Goal:
Read the records below. Copy each line where the string "secara" occurs.

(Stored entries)
- - - - - - -

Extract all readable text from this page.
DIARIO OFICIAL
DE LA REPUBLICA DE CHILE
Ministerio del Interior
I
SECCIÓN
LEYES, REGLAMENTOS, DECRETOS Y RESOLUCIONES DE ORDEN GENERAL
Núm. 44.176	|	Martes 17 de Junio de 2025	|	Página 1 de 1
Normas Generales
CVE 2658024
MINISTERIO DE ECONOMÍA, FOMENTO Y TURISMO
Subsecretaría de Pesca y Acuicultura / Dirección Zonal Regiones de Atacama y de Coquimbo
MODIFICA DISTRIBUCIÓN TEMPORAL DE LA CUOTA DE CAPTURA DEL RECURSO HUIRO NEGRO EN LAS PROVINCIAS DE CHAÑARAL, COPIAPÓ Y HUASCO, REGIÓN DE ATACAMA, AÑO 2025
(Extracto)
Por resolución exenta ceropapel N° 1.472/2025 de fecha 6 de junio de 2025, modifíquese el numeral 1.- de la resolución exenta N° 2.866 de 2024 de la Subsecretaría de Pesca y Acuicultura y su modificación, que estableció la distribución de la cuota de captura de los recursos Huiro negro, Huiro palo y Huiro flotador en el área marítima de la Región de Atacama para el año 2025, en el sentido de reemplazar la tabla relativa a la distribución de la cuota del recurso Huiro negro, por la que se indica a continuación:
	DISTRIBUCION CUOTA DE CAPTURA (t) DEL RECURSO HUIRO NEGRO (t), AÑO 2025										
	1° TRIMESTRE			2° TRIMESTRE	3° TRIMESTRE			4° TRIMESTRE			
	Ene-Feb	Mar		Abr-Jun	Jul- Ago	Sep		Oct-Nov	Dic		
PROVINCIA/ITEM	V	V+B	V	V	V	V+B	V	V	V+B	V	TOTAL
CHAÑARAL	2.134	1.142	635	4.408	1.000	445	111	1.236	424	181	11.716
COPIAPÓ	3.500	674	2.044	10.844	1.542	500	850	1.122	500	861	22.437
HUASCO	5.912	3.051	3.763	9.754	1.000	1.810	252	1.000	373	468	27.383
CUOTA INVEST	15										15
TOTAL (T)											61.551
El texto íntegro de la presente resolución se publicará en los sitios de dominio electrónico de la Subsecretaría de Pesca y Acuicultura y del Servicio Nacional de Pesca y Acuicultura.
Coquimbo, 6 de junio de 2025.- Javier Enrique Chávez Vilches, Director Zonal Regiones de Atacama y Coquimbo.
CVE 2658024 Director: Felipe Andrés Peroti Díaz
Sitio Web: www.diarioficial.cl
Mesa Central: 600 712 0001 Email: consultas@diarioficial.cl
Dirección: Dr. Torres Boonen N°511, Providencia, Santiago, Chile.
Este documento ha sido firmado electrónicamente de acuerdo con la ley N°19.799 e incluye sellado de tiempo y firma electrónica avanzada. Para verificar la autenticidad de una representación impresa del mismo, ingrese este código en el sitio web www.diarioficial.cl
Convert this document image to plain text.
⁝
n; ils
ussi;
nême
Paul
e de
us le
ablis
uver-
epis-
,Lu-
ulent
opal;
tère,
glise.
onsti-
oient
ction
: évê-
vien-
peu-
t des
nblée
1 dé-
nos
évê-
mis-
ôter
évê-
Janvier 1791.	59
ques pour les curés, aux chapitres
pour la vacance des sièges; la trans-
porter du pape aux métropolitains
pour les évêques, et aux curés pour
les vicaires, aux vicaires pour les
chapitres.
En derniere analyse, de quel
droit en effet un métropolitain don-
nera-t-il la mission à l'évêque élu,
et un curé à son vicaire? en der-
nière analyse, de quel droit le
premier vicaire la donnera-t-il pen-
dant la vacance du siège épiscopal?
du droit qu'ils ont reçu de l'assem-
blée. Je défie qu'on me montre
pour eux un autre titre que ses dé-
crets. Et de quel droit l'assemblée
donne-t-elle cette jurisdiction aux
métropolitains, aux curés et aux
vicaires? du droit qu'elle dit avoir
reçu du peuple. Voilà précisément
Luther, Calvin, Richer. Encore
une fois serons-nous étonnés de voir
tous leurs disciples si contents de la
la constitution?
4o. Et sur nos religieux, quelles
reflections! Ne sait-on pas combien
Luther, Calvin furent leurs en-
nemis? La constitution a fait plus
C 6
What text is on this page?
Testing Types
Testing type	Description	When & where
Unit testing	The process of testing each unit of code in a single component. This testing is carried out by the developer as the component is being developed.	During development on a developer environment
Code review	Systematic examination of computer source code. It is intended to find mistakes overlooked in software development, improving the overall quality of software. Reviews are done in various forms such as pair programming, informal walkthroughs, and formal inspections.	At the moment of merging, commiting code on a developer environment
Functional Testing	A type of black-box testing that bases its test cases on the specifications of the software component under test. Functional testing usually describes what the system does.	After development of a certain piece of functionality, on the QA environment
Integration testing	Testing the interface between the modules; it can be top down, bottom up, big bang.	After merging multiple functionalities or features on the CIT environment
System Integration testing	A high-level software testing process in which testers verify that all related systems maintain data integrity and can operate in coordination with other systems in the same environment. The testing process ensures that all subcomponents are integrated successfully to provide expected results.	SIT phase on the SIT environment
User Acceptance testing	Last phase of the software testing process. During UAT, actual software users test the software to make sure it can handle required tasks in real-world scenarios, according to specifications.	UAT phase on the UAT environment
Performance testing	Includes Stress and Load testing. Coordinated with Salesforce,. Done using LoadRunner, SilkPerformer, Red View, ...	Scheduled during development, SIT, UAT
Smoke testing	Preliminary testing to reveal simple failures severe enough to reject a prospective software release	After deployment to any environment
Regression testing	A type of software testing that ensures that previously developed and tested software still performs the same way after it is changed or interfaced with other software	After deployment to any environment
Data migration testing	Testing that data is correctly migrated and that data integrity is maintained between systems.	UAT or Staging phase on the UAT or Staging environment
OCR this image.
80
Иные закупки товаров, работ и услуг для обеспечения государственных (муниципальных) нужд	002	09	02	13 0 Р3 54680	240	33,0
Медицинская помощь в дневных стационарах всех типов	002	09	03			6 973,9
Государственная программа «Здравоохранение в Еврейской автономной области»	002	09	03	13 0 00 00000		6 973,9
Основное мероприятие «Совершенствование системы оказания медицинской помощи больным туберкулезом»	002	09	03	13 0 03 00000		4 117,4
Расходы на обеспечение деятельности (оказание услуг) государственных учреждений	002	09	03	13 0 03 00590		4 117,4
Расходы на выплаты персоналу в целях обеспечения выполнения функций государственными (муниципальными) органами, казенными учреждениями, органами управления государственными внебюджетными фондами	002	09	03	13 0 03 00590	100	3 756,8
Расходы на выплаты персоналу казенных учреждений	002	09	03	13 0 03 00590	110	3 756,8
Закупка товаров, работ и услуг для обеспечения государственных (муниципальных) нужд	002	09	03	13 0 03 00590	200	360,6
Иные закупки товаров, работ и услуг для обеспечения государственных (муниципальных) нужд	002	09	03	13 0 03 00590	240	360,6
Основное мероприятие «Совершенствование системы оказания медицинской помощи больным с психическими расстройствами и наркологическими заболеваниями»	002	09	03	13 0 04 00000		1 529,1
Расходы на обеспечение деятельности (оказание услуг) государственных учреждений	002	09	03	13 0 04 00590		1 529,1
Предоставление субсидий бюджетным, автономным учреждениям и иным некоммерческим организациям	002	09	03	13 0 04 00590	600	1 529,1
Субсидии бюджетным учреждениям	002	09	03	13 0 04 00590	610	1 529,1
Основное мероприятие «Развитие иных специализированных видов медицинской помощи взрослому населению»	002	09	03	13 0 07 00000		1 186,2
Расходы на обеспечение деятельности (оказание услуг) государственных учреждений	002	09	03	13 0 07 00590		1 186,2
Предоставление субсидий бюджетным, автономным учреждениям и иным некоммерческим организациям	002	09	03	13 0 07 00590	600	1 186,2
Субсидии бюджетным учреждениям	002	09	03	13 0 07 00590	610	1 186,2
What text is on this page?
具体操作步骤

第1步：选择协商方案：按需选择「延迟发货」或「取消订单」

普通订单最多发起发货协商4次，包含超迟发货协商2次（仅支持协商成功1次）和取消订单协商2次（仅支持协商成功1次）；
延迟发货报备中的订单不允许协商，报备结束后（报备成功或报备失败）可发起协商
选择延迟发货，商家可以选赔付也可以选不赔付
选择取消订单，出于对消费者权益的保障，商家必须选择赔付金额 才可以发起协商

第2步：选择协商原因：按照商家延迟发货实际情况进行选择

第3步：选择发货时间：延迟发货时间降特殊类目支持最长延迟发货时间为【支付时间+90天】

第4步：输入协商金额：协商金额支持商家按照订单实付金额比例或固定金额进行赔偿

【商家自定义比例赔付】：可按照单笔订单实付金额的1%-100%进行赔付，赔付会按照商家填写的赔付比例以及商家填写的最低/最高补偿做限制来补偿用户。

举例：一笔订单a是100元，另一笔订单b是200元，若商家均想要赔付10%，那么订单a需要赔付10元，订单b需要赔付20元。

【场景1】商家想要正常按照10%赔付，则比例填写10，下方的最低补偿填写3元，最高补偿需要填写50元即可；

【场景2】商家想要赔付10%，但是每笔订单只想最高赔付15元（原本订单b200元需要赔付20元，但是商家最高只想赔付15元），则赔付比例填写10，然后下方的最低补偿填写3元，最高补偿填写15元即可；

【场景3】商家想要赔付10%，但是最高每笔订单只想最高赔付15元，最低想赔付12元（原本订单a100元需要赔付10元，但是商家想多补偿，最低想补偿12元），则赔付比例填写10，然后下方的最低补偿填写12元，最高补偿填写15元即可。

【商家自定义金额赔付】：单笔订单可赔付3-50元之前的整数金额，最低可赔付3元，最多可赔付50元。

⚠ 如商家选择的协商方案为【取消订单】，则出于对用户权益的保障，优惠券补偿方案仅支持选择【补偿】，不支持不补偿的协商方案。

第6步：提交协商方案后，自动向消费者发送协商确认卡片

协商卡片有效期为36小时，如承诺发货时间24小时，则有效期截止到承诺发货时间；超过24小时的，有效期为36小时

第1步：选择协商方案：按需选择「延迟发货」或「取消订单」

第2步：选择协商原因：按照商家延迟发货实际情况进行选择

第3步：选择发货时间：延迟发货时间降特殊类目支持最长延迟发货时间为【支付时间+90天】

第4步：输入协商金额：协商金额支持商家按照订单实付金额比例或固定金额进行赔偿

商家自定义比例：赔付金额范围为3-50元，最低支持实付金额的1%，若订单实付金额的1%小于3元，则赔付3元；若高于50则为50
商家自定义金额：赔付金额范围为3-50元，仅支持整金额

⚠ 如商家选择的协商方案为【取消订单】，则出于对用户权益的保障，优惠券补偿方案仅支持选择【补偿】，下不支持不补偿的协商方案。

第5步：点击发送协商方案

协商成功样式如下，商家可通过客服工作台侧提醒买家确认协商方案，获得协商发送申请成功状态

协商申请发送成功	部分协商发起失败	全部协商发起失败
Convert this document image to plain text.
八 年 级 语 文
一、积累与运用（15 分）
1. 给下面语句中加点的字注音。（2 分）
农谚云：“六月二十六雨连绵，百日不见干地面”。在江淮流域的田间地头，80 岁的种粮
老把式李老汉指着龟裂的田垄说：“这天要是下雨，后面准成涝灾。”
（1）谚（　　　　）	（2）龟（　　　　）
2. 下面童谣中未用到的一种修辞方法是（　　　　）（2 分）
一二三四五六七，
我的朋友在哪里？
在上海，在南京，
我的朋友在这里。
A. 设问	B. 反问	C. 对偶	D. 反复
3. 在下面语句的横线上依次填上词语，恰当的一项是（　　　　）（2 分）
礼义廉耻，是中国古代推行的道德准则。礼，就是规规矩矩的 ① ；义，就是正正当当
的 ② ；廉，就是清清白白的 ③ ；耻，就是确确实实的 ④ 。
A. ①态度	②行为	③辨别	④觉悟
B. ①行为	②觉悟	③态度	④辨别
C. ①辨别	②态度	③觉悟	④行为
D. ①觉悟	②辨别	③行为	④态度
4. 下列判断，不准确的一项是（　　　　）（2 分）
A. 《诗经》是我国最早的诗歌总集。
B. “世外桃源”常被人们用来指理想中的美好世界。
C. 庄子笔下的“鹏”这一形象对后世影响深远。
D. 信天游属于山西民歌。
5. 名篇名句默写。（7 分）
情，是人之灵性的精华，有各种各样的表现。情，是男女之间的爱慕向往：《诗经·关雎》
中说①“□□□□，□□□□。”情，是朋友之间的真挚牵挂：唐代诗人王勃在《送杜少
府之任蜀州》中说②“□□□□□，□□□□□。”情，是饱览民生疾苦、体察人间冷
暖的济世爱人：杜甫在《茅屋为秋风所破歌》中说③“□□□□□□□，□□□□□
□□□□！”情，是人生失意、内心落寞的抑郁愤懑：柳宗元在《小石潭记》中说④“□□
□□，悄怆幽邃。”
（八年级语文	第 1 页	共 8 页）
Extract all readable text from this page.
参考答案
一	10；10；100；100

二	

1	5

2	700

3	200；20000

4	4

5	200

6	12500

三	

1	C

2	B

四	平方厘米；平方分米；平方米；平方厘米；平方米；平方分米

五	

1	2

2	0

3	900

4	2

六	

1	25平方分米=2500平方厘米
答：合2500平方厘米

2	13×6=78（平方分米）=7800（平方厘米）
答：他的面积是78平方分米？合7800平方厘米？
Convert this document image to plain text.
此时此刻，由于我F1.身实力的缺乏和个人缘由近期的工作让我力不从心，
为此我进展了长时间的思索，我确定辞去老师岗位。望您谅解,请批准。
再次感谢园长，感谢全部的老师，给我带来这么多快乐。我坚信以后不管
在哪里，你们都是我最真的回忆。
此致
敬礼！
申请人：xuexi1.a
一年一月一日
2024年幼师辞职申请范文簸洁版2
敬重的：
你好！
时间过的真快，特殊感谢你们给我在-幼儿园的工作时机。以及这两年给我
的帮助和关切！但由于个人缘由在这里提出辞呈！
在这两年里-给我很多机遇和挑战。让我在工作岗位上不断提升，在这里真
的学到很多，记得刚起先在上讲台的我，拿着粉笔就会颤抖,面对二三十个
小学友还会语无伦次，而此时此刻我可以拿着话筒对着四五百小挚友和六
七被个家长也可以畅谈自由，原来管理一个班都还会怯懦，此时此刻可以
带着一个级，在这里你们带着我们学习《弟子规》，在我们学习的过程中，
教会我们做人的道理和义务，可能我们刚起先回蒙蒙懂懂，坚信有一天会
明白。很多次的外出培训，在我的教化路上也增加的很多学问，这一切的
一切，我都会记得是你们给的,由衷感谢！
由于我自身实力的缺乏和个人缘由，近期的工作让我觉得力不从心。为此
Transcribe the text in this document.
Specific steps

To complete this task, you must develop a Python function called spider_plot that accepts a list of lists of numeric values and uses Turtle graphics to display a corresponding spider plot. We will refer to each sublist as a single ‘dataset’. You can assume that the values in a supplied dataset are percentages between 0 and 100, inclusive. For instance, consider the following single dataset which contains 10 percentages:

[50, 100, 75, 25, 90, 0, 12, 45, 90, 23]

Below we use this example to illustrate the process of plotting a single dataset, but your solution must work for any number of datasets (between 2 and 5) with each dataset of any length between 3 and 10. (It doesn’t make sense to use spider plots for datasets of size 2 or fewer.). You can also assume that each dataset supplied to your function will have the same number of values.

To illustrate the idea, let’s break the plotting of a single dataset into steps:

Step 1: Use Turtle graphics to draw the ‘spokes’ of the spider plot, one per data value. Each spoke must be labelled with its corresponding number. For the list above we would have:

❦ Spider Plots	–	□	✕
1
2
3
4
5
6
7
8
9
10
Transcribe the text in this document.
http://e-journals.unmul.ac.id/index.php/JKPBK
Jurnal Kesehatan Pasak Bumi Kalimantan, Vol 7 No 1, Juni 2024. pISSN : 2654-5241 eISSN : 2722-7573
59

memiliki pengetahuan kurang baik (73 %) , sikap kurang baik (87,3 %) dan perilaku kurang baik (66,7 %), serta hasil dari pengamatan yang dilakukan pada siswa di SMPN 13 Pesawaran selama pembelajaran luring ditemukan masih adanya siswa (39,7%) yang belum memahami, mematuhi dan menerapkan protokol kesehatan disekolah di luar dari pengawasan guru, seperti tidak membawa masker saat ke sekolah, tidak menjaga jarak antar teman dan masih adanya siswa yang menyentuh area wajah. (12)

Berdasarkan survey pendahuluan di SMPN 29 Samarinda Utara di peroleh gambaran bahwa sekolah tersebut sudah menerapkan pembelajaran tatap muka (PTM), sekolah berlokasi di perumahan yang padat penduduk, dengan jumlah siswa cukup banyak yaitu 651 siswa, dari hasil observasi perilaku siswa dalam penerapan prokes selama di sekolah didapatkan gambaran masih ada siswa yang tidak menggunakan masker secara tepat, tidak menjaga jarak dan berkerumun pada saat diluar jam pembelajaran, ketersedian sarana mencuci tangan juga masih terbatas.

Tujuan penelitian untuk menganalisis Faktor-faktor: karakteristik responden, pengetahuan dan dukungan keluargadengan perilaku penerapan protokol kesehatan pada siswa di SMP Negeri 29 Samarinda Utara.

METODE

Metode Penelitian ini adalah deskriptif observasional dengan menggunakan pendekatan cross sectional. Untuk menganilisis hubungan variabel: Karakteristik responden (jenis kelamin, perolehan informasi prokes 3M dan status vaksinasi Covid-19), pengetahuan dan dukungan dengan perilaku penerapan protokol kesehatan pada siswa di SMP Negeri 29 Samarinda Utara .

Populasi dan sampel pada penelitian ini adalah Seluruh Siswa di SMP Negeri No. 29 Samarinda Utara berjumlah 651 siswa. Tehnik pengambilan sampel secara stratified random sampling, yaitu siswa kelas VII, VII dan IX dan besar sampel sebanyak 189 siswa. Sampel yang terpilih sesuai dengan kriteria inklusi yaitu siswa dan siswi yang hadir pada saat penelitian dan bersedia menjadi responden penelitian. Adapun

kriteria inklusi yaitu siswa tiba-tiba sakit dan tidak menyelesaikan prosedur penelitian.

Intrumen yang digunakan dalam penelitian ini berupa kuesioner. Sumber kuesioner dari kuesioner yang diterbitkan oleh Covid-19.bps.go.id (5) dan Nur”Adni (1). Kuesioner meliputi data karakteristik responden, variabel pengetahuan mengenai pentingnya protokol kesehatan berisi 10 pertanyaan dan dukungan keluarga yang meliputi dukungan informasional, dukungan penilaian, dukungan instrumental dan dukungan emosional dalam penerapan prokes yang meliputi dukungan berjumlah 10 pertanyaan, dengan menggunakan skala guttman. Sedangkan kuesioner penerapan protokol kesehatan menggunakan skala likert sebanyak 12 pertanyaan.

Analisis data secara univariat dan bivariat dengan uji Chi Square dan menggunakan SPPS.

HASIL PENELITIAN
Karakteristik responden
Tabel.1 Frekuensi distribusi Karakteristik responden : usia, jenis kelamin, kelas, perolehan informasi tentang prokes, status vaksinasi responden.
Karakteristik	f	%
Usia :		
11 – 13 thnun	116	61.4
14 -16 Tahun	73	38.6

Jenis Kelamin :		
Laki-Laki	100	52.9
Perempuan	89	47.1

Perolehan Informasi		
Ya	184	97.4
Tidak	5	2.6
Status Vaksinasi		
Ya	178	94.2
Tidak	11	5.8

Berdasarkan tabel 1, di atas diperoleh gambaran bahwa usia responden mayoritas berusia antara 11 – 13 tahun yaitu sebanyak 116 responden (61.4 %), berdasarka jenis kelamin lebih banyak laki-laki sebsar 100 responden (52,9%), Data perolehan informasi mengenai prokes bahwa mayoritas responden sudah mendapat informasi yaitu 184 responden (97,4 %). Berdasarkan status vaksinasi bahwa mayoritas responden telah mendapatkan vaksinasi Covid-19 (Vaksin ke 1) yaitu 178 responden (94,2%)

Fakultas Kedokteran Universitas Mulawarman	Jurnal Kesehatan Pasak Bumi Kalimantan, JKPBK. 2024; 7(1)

- - - - - - -

Task output:
Berdasarkan survey pendahuluan di SMPN 29 Samarinda Utara di peroleh gambaran bahwa sekolah tersebut sudah menerapkan pembelajaran tatap muka (PTM), sekolah berlokasi di perumahan yang padat penduduk, dengan jumlah siswa cukup banyak yaitu 651 siswa, dari hasil observasi perilaku siswa dalam penerapan prokes selama di sekolah didapatkan gambaran masih ada siswa yang tidak menggunakan masker secara tepat, tidak menjaga jarak dan berkerumun pada saat diluar jam pembelajaran, ketersedian sarana mencuci tangan juga masih terbatas.
Populasi dan sampel pada penelitian ini adalah Seluruh Siswa di SMP Negeri No. 29 Samarinda Utara berjumlah 651 siswa. Tehnik pengambilan sampel secara stratified random sampling, yaitu siswa kelas VII, VII dan IX dan besar sampel sebanyak 189 siswa. Sampel yang terpilih sesuai dengan kriteria inklusi yaitu siswa dan siswi yang hadir pada saat penelitian dan bersedia menjadi responden penelitian. Adapun
Analisis data secara univariat dan bivariat dengan uji Chi Square dan menggunakan SPPS.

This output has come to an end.